## WORK INSTRUCTIONS
Count, in the entries, the lines with "Funktion". Answer with the number only.

(Saved entries)
= = = =
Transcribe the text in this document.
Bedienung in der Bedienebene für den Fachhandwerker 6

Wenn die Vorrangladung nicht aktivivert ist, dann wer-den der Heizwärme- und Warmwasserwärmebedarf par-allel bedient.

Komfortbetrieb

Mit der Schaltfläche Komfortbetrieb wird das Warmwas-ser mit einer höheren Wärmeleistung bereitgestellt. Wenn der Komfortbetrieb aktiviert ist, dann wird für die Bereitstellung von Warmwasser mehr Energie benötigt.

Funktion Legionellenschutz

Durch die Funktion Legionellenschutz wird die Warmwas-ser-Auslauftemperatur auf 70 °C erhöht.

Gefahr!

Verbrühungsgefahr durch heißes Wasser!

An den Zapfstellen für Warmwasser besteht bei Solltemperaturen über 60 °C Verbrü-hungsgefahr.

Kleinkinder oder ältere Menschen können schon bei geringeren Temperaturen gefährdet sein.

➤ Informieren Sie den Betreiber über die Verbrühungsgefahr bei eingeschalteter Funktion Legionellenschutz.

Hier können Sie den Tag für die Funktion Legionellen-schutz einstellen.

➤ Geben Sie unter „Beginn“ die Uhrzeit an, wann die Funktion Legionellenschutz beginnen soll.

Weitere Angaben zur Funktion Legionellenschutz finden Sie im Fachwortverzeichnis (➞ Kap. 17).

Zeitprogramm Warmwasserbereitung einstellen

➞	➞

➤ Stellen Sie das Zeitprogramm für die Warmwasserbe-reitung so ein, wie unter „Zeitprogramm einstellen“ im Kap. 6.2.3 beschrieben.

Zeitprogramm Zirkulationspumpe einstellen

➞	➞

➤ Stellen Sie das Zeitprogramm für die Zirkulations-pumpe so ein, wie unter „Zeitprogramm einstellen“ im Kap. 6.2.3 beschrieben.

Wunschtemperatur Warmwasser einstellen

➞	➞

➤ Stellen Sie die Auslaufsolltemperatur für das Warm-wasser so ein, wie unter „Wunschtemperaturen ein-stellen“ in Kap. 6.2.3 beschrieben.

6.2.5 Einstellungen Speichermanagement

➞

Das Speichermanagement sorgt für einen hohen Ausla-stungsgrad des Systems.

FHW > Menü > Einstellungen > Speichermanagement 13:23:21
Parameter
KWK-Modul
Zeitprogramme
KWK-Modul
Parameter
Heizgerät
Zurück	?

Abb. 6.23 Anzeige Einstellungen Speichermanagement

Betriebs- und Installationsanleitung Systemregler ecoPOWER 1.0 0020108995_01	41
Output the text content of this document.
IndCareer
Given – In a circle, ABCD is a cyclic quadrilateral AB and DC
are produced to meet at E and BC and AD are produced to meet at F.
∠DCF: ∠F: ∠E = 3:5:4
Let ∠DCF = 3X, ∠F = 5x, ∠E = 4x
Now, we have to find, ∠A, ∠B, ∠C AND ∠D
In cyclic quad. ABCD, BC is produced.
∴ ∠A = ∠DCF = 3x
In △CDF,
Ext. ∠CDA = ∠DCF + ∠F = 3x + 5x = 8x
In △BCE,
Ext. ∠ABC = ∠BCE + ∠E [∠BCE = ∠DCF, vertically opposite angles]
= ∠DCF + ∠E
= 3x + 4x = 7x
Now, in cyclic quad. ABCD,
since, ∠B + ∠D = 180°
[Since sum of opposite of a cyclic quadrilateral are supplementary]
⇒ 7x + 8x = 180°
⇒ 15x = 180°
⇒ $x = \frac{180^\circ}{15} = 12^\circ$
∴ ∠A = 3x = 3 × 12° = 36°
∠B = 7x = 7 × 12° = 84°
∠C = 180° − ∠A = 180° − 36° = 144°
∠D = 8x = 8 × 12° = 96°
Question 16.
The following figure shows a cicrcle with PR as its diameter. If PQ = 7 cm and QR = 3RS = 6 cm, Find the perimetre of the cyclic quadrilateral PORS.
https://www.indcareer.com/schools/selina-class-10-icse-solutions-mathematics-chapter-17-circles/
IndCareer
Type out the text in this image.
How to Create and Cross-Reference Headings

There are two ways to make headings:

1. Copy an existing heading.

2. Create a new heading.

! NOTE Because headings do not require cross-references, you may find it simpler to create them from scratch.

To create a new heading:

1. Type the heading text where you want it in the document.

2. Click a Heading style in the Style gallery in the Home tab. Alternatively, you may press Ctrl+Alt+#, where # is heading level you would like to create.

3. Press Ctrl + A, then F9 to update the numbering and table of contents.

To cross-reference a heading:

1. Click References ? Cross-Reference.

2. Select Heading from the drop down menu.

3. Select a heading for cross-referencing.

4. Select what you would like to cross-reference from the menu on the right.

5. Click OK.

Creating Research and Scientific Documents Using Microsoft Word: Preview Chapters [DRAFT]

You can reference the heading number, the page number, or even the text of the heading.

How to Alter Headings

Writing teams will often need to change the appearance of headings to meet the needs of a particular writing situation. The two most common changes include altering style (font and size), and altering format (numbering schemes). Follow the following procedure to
= = = =
## SOLVED EXERCISE
6